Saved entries
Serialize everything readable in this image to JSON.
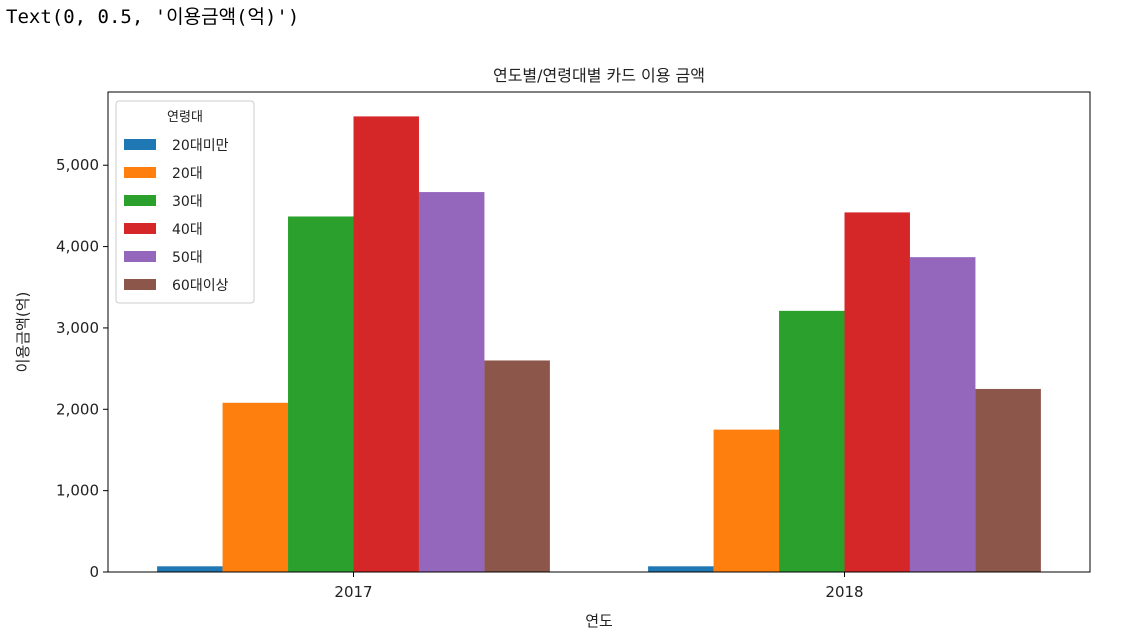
{
  "output_line": "Text(0, 0.5, '이용금액(억)')",
  "chart_data": {
    "type": "bar",
    "title": "연도별/연령대별 카드 이용 금액",
    "xlabel": "연도",
    "ylabel": "이용금액(억)",
    "categories": [
      "2017",
      "2018"
    ],
    "ylim": [
      0,
      5900
    ],
    "yticks": [
      0,
      1000,
      2000,
      3000,
      4000,
      5000
    ],
    "ytick_labels": [
      "0",
      "1,000",
      "2,000",
      "3,000",
      "4,000",
      "5,000"
    ],
    "legend": {
      "title": "연령대",
      "placement": "upper left"
    },
    "grid": false,
    "series": [
      {
        "name": "20대미만",
        "color": "#1f77b4",
        "values": [
          70,
          70
        ]
      },
      {
        "name": "20대",
        "color": "#ff7f0e",
        "values": [
          2080,
          1750
        ]
      },
      {
        "name": "30대",
        "color": "#2ca02c",
        "values": [
          4370,
          3210
        ]
      },
      {
        "name": "40대",
        "color": "#d62728",
        "values": [
          5600,
          4420
        ]
      },
      {
        "name": "50대",
        "color": "#9467bd",
        "values": [
          4670,
          3870
        ]
      },
      {
        "name": "60대이상",
        "color": "#8c564b",
        "values": [
          2600,
          2250
        ]
      }
    ]
  }
}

The task: Go through the records and show every line with the string "color" in it.

Solution for this problem:
        "color": "#1f77b4",
        "color": "#ff7f0e",
        "color": "#2ca02c",
        "color": "#d62728",
        "color": "#9467bd",
        "color": "#8c564b",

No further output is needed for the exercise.